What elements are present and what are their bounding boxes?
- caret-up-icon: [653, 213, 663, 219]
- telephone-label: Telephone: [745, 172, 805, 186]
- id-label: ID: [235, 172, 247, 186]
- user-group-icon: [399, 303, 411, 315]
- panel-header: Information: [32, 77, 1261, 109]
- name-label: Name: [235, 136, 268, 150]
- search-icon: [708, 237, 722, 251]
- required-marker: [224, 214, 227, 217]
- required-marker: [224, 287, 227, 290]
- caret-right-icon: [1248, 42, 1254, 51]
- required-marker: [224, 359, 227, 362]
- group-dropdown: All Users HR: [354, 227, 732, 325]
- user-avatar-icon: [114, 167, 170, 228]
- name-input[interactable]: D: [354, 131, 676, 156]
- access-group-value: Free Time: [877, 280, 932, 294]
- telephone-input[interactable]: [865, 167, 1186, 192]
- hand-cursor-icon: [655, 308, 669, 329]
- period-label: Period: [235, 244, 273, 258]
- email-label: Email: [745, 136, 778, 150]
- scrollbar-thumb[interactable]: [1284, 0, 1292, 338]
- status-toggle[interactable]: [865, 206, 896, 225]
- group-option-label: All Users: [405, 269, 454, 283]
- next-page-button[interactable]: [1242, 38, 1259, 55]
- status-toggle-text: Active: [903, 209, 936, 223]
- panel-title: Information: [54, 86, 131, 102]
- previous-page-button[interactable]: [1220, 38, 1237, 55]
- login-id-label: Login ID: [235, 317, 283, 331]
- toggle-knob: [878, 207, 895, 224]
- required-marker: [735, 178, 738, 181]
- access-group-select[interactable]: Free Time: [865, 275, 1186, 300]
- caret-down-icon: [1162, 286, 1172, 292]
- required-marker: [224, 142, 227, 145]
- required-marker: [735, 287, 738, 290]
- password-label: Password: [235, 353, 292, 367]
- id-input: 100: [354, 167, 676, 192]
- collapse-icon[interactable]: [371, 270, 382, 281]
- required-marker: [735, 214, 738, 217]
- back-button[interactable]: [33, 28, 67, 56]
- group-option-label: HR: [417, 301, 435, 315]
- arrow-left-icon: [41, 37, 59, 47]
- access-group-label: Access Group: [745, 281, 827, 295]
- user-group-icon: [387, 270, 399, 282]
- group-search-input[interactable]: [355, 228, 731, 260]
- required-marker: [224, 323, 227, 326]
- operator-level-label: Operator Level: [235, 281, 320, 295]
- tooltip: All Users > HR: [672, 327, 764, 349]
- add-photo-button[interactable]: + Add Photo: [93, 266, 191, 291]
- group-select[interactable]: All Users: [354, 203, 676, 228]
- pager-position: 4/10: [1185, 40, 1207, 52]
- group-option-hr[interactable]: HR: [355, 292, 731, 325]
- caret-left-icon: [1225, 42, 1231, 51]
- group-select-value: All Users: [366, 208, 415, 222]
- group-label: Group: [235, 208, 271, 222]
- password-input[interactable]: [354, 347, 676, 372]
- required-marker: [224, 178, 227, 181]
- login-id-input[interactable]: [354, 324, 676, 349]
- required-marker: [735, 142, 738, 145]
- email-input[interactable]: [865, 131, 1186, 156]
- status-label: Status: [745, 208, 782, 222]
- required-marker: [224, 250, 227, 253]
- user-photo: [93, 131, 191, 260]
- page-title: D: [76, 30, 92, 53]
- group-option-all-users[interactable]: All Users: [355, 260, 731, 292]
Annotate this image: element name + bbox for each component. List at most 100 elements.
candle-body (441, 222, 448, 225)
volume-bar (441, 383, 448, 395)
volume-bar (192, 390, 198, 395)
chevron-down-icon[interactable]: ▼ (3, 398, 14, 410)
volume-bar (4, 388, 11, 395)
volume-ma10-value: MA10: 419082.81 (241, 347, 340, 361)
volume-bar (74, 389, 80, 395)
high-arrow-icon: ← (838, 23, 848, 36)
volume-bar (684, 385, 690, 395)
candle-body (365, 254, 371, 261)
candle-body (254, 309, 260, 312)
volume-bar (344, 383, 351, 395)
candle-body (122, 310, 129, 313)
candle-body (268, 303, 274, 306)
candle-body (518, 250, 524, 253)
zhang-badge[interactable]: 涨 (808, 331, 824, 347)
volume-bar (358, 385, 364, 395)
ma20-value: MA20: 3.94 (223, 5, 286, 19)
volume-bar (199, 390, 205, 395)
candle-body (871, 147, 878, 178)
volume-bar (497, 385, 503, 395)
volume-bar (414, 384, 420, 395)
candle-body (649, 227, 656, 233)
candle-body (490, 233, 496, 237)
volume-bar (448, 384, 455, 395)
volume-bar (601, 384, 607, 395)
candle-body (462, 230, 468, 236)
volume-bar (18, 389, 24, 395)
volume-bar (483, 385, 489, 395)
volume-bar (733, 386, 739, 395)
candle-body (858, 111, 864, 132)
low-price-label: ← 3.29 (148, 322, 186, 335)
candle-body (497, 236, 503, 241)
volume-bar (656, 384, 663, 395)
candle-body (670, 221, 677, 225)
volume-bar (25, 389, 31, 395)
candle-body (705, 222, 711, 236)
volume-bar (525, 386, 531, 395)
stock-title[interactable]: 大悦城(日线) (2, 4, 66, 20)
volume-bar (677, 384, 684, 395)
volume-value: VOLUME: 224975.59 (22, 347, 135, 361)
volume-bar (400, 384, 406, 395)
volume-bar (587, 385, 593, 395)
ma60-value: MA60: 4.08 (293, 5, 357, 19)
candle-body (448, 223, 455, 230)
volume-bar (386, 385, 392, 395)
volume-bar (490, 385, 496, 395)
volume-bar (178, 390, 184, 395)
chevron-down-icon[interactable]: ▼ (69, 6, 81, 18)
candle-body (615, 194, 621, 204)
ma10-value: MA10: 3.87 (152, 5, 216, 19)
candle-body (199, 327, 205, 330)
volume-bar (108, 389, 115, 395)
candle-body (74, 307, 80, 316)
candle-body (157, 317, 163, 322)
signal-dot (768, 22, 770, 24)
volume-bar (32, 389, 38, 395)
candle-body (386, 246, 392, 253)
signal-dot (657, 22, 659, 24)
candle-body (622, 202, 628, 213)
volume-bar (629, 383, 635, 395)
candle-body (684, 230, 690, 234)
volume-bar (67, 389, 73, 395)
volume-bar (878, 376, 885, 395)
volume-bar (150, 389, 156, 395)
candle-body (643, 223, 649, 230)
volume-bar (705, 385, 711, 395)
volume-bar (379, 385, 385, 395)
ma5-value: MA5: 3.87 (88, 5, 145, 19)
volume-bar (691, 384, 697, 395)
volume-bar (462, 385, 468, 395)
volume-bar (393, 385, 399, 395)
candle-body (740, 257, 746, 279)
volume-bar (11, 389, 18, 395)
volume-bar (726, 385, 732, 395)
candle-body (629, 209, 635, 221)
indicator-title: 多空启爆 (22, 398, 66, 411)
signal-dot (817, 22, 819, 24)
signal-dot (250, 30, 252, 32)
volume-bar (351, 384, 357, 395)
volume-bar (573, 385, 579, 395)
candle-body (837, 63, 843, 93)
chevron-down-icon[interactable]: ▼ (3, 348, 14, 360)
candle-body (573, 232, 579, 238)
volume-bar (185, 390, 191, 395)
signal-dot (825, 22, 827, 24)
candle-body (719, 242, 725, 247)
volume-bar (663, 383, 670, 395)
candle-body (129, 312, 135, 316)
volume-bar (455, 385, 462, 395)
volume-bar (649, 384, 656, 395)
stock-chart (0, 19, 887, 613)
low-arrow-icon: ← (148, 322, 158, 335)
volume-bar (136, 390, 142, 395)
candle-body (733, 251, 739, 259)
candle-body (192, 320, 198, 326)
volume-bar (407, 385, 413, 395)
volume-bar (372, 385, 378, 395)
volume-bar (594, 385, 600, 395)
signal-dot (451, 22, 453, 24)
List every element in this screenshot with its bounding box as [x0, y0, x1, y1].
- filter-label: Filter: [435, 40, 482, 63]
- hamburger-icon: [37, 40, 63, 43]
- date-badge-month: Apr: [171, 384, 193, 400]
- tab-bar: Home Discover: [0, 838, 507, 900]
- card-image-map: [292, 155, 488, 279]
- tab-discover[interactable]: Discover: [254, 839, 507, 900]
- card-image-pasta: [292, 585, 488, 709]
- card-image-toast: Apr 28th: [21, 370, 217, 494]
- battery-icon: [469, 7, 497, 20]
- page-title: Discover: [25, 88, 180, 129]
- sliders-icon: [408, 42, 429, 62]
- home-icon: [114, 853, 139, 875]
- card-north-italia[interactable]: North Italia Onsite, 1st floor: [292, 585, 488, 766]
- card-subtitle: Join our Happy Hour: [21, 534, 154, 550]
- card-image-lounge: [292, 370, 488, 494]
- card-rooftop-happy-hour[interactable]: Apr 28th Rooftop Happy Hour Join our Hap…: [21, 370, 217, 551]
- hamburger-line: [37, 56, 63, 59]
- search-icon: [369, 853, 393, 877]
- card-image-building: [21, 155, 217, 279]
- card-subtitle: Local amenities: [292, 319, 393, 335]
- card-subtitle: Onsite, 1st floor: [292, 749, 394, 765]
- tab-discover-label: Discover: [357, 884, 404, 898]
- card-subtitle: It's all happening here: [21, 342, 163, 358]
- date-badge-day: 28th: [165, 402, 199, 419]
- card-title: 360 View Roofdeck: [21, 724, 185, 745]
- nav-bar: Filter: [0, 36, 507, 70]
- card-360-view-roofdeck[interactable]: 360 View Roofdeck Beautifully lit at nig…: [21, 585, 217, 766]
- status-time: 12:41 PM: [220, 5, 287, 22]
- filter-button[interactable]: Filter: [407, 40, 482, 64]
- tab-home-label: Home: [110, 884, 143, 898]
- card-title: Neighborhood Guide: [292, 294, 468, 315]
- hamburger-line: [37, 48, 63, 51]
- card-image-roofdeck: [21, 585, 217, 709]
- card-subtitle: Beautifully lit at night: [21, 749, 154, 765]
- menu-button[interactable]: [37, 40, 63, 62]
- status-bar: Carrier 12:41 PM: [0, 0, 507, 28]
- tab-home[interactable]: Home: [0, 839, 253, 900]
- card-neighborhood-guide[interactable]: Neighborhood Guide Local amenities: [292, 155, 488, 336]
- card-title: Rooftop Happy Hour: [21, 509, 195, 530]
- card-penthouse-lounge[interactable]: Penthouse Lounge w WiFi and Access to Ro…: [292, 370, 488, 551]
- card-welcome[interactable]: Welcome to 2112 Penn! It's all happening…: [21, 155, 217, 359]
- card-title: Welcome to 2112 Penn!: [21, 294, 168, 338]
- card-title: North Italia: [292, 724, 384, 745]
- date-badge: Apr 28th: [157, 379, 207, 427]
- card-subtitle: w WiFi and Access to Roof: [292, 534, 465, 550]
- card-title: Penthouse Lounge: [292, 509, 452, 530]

######

### OBJECTIVE
Turn the part of the records that runs from the very first line through the line containing "- telephone-input[interactable]: [865, 167, 1186, 192]", both ends included, into a numbered list, with any blank lines left out.

### COMPLETE RESPONSE
1. What elements are present and what are their bounding boxes?
2. - caret-up-icon: [653, 213, 663, 219]
3. - telephone-label: Telephone: [745, 172, 805, 186]
4. - id-label: ID: [235, 172, 247, 186]
5. - user-group-icon: [399, 303, 411, 315]
6. - panel-header: Information: [32, 77, 1261, 109]
7. - name-label: Name: [235, 136, 268, 150]
8. - search-icon: [708, 237, 722, 251]
9. - required-marker: [224, 214, 227, 217]
10. - required-marker: [224, 287, 227, 290]
11. - caret-right-icon: [1248, 42, 1254, 51]
12. - required-marker: [224, 359, 227, 362]
13. - group-dropdown: All Users HR: [354, 227, 732, 325]
14. - user-avatar-icon: [114, 167, 170, 228]
15. - name-input[interactable]: D: [354, 131, 676, 156]
16. - access-group-value: Free Time: [877, 280, 932, 294]
17. - telephone-input[interactable]: [865, 167, 1186, 192]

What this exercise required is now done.